| To be done |
Without the pictures, can you quote each line below exactly?

########

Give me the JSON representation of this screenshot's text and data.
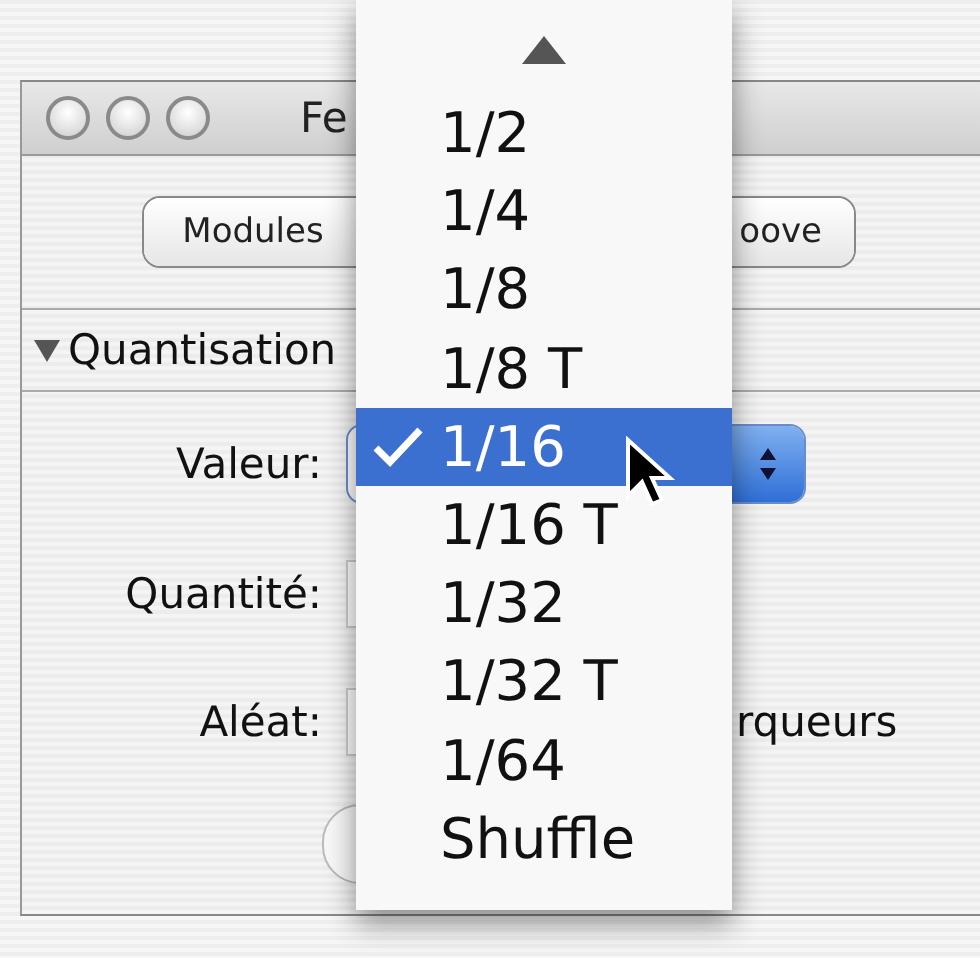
{
  "window": {
    "title": "Fe"
  },
  "segments": [
    {
      "label": "Modules"
    },
    {
      "label": "oove"
    }
  ],
  "section": {
    "title": "Quantisation",
    "expanded": true
  },
  "fields": [
    {
      "label": "Valeur:",
      "kind": "popup"
    },
    {
      "label": "Quantité:",
      "kind": "stepper"
    },
    {
      "label": "Aléat:",
      "kind": "stepper",
      "checkbox_label": "rqueurs"
    }
  ],
  "menu": {
    "items": [
      {
        "label": "1/2",
        "selected": false
      },
      {
        "label": "1/4",
        "selected": false
      },
      {
        "label": "1/8",
        "selected": false
      },
      {
        "label": "1/8 T",
        "selected": false
      },
      {
        "label": "1/16",
        "selected": true
      },
      {
        "label": "1/16 T",
        "selected": false
      },
      {
        "label": "1/32",
        "selected": false
      },
      {
        "label": "1/32 T",
        "selected": false
      },
      {
        "label": "1/64",
        "selected": false
      },
      {
        "label": "Shuffle",
        "selected": false
      }
    ]
  }
}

########

| Output for this exercise |
Give me the JSON representation of this screenshot's text and data.
{
  "window": {
    "title": "Fe"
  },
  "segments": [
    {
      "label": "Modules"
    },
    {
      "label": "oove"
    }
  ],
  "section": {
    "title": "Quantisation",
    "expanded": true
  },
  "fields": [
    {
      "label": "Valeur:",
      "kind": "popup"
    },
    {
      "label": "Quantité:",
      "kind": "stepper"
    },
    {
      "label": "Aléat:",
      "kind": "stepper",
      "checkbox_label": "rqueurs"
    }
  ],
  "menu": {
    "items": [
      {
        "label": "1/2",
        "selected": false
      },
      {
        "label": "1/4",
        "selected": false
      },
      {
        "label": "1/8",
        "selected": false
      },
      {
        "label": "1/8 T",
        "selected": false
      },
      {
        "label": "1/16",
        "selected": true
      },
      {
        "label": "1/16 T",
        "selected": false
      },
      {
        "label": "1/32",
        "selected": false
      },
      {
        "label": "1/32 T",
        "selected": false
      },
      {
        "label": "1/64",
        "selected": false
      },
      {
        "label": "Shuffle",
        "selected": false
      }
    ]
  }
}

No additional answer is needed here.